--- Begin ---
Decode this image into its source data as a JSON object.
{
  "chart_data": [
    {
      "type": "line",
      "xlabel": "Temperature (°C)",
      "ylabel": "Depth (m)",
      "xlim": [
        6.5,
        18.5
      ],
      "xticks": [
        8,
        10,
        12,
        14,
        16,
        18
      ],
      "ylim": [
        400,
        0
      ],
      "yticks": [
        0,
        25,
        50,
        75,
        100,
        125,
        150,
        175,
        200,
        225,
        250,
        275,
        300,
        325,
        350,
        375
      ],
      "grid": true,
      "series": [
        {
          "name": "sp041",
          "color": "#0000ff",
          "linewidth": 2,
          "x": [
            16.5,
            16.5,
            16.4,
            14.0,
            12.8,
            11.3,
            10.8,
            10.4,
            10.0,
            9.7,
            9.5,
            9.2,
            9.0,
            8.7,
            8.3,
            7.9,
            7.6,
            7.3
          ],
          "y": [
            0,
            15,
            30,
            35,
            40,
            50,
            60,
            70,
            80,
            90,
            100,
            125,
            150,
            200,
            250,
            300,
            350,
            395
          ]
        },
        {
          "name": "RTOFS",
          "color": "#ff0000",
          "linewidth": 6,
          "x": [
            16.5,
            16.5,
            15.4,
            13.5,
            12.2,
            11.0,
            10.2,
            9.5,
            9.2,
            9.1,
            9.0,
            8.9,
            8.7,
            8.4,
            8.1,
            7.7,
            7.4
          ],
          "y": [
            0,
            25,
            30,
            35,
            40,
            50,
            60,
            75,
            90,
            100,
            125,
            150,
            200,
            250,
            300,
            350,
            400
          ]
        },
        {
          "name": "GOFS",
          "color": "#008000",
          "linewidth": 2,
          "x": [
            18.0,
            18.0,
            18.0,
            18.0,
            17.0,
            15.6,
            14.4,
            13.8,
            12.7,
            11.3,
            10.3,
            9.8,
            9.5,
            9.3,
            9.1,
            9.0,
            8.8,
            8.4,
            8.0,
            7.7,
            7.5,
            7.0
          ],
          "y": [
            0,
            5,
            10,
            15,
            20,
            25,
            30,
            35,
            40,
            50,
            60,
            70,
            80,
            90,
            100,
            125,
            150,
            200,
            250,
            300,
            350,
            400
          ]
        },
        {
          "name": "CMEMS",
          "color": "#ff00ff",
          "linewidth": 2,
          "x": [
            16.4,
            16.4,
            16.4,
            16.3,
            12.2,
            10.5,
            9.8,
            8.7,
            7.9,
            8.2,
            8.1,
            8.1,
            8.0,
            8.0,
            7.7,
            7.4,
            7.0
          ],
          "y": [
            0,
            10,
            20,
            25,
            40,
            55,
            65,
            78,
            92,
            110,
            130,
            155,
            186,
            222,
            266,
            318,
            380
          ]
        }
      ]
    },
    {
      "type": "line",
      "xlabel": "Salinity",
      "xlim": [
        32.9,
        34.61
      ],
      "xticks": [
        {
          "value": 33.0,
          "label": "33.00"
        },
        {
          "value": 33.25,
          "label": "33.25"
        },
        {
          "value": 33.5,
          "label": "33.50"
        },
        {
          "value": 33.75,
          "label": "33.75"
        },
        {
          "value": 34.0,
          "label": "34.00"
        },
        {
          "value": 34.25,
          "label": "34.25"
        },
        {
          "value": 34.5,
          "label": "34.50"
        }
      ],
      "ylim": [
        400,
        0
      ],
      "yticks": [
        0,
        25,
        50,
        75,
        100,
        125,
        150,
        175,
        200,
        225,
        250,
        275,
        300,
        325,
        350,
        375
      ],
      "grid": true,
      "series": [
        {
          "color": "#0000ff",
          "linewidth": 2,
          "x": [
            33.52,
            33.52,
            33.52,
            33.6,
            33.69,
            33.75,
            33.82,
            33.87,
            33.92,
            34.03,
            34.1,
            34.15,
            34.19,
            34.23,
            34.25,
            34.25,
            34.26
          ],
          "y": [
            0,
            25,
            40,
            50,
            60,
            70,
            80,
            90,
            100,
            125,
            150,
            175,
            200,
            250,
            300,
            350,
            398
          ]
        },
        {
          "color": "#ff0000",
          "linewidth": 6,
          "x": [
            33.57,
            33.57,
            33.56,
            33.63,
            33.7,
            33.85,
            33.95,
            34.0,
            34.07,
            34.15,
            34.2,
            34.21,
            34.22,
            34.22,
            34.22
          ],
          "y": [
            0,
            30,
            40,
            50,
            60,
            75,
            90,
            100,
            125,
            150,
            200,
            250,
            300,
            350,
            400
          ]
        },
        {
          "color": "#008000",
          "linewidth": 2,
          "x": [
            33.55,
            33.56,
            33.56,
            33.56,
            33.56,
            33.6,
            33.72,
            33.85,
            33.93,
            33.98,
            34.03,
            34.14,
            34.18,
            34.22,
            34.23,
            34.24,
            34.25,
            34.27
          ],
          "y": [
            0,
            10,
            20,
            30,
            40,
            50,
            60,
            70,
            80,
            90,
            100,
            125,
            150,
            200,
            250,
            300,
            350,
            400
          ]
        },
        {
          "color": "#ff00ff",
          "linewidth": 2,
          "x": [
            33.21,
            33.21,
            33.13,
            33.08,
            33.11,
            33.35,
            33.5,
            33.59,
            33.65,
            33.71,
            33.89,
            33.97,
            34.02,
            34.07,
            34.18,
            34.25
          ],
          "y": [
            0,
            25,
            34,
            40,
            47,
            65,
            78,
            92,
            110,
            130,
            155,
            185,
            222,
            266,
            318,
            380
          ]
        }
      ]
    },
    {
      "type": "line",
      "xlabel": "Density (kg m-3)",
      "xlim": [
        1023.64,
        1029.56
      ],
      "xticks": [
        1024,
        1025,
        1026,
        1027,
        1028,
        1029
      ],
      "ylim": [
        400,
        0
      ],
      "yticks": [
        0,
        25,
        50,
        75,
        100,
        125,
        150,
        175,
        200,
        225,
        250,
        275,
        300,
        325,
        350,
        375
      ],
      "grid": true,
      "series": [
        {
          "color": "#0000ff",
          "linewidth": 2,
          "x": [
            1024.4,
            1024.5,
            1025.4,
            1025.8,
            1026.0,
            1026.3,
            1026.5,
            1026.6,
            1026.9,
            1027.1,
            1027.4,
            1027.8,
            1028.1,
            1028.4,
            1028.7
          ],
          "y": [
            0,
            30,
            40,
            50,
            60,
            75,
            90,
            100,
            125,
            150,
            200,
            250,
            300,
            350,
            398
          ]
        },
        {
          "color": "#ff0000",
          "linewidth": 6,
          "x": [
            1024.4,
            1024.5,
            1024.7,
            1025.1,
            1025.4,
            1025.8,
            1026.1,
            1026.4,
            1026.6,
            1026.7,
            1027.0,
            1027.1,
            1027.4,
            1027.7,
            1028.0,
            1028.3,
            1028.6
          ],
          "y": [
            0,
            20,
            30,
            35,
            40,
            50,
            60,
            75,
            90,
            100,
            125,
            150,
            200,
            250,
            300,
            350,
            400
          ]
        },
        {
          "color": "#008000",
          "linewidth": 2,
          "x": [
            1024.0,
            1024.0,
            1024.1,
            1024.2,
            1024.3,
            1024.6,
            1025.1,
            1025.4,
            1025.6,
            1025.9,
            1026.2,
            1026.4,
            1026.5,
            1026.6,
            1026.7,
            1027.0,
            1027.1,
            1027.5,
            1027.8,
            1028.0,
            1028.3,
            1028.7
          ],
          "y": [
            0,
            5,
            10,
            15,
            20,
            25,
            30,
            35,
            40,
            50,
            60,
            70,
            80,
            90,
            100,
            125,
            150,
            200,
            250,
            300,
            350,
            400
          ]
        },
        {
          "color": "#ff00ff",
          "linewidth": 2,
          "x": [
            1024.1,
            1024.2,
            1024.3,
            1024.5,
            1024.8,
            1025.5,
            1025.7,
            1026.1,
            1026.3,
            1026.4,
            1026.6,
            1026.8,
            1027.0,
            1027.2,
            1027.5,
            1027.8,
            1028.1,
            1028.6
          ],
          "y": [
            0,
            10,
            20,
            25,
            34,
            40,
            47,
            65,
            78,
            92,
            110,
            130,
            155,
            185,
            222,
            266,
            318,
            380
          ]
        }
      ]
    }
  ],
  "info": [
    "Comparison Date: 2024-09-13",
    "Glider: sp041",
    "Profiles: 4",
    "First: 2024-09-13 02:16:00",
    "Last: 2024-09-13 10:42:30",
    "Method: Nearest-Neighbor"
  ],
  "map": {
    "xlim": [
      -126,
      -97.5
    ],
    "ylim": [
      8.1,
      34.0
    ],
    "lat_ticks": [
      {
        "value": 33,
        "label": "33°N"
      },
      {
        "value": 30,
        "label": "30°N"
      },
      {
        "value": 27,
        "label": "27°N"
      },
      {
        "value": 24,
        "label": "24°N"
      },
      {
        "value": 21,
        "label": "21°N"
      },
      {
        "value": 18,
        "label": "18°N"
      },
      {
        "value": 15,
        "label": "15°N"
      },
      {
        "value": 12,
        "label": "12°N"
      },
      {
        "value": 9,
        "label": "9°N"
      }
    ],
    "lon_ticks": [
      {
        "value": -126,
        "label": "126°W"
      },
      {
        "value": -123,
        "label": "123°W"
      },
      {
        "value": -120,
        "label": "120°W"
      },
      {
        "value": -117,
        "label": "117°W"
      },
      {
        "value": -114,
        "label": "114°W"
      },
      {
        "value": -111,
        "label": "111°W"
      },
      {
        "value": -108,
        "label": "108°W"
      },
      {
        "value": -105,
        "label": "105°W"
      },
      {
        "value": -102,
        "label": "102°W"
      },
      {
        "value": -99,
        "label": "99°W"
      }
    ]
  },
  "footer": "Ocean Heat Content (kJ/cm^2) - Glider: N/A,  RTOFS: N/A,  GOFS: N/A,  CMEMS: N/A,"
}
--- End ---
◆ BRIEF
Check each line above for the string "CMEMS", then copy the ones that have it.

◆ THE RESPONSE
          "name": "CMEMS",
  "footer": "Ocean Heat Content (kJ/cm^2) - Glider: N/A,  RTOFS: N/A,  GOFS: N/A,  CMEMS: N/A,"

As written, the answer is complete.